GOAL OF THE EXERCISE ::
Repeat the records below exactly as they appear.

Data excerpts:
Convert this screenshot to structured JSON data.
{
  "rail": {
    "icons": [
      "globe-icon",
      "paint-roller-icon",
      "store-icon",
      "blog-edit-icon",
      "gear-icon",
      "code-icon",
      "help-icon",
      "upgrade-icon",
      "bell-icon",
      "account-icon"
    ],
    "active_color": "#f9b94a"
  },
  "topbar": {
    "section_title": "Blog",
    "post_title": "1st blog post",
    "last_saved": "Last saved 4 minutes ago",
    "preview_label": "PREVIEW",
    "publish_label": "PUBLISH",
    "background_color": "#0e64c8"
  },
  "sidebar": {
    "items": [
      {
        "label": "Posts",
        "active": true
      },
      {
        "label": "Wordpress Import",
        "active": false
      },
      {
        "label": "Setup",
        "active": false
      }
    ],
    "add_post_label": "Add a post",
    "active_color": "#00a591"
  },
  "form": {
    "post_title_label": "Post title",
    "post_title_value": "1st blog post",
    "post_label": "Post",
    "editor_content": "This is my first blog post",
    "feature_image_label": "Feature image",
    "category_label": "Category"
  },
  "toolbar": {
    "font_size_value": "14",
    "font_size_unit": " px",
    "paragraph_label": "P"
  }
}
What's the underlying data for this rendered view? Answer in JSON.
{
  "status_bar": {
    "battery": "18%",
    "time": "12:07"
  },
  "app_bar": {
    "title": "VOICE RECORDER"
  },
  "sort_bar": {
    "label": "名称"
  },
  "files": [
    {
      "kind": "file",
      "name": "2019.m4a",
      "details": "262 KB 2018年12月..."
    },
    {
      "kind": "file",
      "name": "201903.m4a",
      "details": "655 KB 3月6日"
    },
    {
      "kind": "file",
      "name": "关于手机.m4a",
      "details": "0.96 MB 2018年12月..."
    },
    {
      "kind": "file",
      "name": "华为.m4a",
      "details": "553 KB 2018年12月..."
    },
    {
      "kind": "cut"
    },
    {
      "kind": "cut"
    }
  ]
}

RESULT OF THE TASK ::
Convert this screenshot to structured JSON data.
{
  "rail": {
    "icons": [
      "globe-icon",
      "paint-roller-icon",
      "store-icon",
      "blog-edit-icon",
      "gear-icon",
      "code-icon",
      "help-icon",
      "upgrade-icon",
      "bell-icon",
      "account-icon"
    ],
    "active_color": "#f9b94a"
  },
  "topbar": {
    "section_title": "Blog",
    "post_title": "1st blog post",
    "last_saved": "Last saved 4 minutes ago",
    "preview_label": "PREVIEW",
    "publish_label": "PUBLISH",
    "background_color": "#0e64c8"
  },
  "sidebar": {
    "items": [
      {
        "label": "Posts",
        "active": true
      },
      {
        "label": "Wordpress Import",
        "active": false
      },
      {
        "label": "Setup",
        "active": false
      }
    ],
    "add_post_label": "Add a post",
    "active_color": "#00a591"
  },
  "form": {
    "post_title_label": "Post title",
    "post_title_value": "1st blog post",
    "post_label": "Post",
    "editor_content": "This is my first blog post",
    "feature_image_label": "Feature image",
    "category_label": "Category"
  },
  "toolbar": {
    "font_size_value": "14",
    "font_size_unit": " px",
    "paragraph_label": "P"
  }
}
What's the underlying data for this rendered view? Answer in JSON.
{
  "status_bar": {
    "battery": "18%",
    "time": "12:07"
  },
  "app_bar": {
    "title": "VOICE RECORDER"
  },
  "sort_bar": {
    "label": "名称"
  },
  "files": [
    {
      "kind": "file",
      "name": "2019.m4a",
      "details": "262 KB 2018年12月..."
    },
    {
      "kind": "file",
      "name": "201903.m4a",
      "details": "655 KB 3月6日"
    },
    {
      "kind": "file",
      "name": "关于手机.m4a",
      "details": "0.96 MB 2018年12月..."
    },
    {
      "kind": "file",
      "name": "华为.m4a",
      "details": "553 KB 2018年12月..."
    },
    {
      "kind": "cut"
    },
    {
      "kind": "cut"
    }
  ]
}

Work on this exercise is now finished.